-- Entries start --

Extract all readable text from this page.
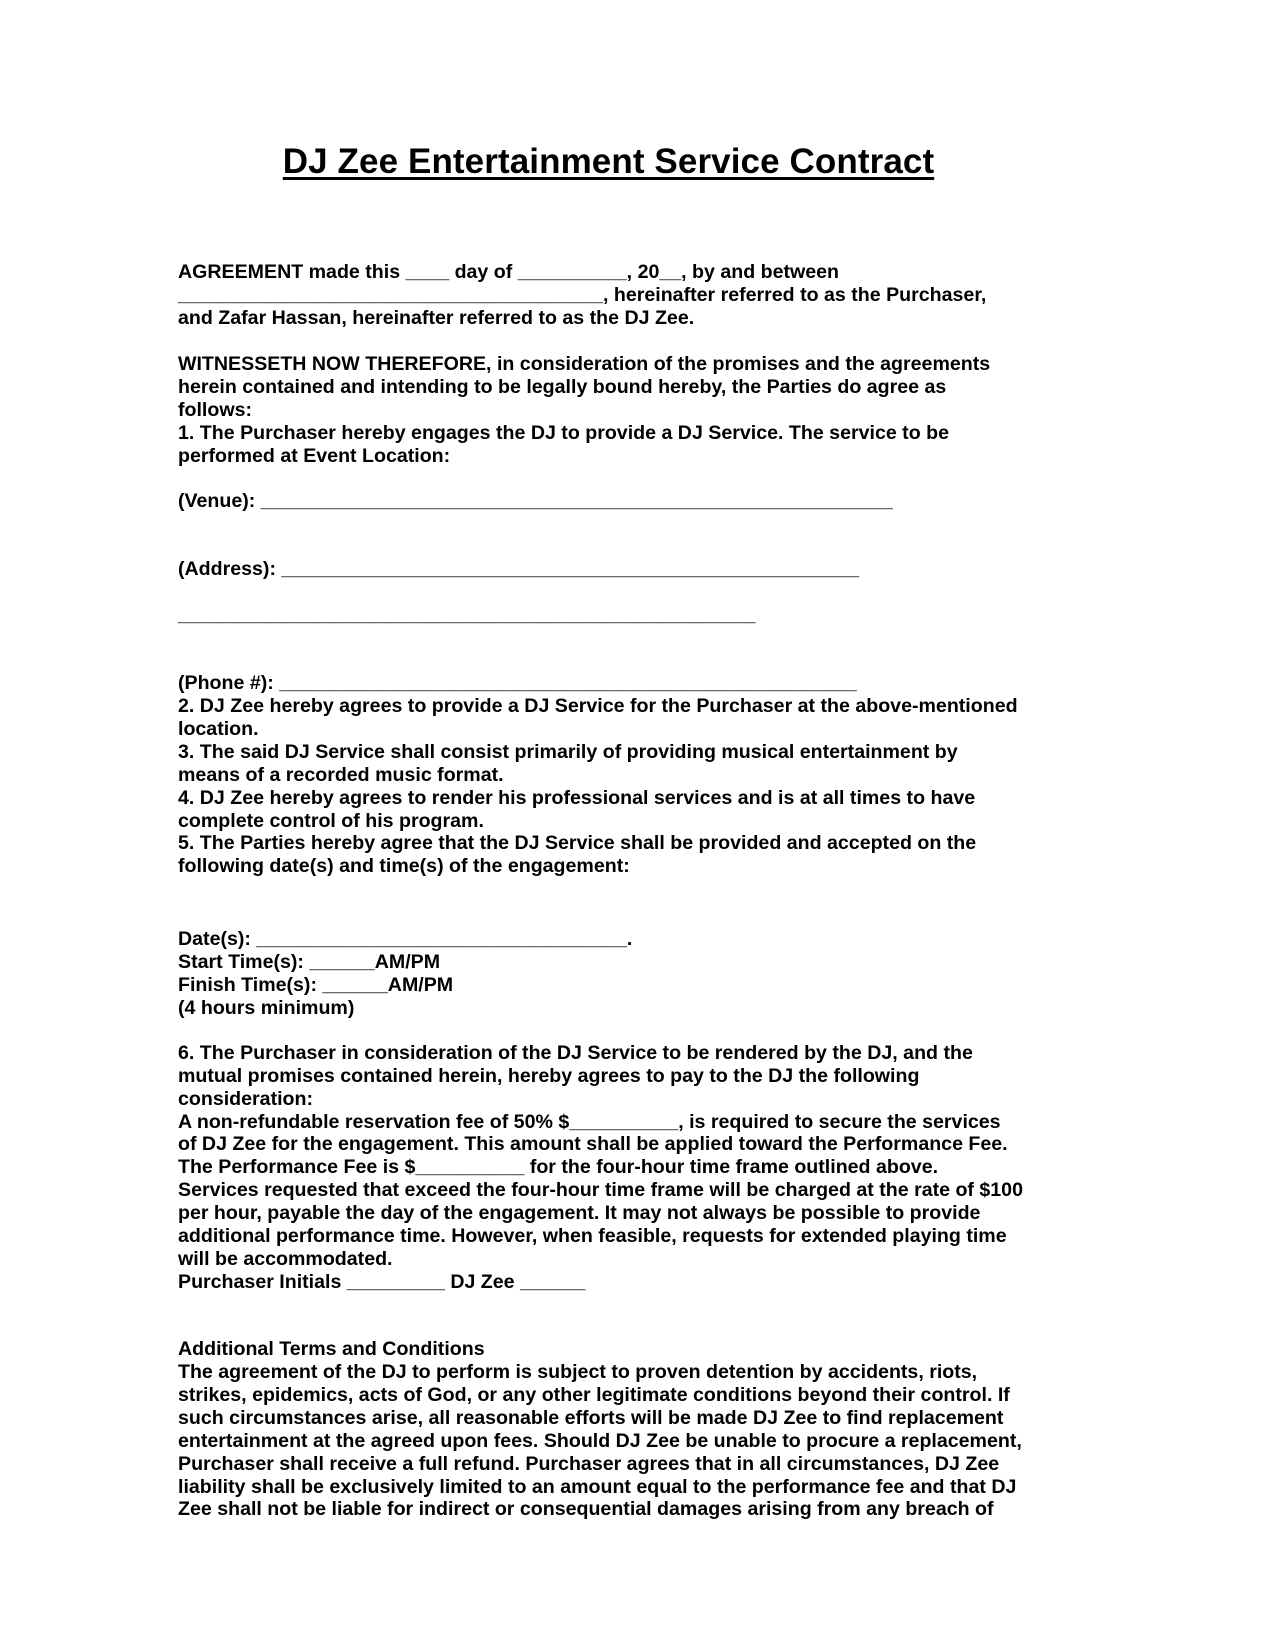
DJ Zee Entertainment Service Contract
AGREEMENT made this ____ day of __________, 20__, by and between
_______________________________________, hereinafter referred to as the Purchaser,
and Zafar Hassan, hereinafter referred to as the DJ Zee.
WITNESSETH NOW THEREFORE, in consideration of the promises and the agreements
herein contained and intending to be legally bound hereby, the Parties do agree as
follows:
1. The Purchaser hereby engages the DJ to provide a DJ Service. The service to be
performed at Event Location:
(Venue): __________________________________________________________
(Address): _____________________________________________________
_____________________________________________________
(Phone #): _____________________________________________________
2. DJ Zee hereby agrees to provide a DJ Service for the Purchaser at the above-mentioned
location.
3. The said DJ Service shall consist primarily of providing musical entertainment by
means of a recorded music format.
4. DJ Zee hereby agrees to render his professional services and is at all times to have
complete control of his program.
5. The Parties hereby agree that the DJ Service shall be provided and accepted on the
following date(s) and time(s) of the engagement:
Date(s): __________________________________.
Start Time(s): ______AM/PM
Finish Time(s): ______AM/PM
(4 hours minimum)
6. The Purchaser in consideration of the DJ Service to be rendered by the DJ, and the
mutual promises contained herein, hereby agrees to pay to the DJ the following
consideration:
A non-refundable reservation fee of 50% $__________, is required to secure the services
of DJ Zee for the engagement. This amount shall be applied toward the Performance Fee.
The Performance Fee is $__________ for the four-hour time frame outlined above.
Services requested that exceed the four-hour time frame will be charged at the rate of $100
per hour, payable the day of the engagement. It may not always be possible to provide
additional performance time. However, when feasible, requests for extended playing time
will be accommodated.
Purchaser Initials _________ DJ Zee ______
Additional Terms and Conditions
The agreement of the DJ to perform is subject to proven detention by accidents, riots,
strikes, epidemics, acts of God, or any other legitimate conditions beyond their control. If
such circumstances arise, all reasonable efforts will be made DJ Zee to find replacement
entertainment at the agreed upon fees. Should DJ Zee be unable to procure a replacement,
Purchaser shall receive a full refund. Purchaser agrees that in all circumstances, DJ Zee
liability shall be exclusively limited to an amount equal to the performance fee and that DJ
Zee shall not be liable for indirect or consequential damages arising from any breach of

-- Entries end --
-- Entries start --

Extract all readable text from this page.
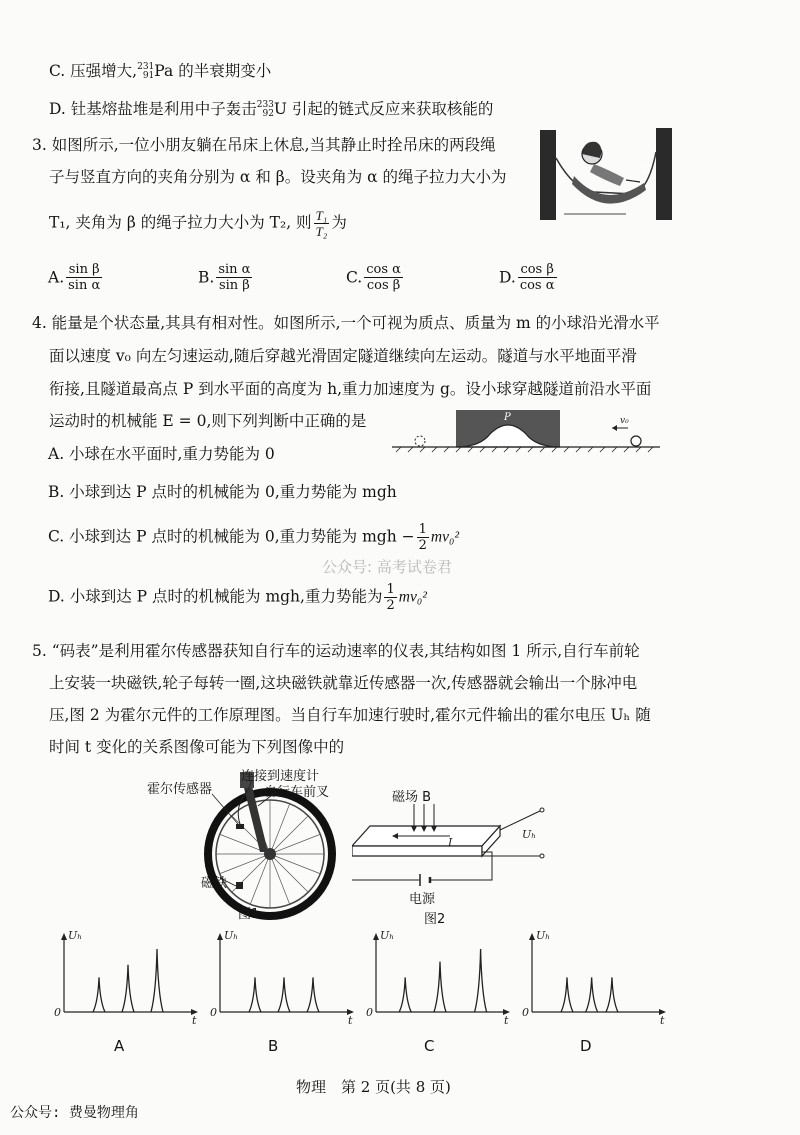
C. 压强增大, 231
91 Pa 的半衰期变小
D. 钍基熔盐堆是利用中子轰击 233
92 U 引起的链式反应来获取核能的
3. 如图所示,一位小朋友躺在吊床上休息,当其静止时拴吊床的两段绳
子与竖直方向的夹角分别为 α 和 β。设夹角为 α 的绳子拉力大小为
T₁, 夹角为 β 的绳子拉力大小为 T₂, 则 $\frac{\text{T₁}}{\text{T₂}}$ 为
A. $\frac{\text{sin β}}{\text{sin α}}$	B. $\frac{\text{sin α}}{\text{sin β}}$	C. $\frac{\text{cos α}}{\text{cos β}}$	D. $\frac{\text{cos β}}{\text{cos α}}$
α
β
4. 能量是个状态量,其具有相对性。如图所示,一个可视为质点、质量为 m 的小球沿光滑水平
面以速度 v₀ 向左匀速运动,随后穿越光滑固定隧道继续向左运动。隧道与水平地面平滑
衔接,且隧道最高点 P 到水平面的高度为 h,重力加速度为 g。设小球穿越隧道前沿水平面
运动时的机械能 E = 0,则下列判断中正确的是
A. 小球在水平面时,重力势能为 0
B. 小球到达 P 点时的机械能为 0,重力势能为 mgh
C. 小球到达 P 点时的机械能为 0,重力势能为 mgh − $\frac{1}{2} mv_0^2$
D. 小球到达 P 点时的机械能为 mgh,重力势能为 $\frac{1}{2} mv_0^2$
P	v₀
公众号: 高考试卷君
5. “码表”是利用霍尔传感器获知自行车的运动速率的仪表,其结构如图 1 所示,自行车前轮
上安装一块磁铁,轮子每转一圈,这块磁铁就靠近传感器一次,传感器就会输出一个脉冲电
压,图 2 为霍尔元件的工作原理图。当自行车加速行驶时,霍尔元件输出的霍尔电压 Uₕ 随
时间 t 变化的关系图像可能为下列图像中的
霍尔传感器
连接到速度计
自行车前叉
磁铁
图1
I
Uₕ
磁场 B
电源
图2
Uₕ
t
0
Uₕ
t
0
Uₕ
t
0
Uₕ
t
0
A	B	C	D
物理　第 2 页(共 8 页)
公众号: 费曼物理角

-- Entries end --

Among the records above, find each line holding the string "hereinafter" and pull it out.

_______________________________________, hereinafter referred to as the Purchaser,
and Zafar Hassan, hereinafter referred to as the DJ Zee.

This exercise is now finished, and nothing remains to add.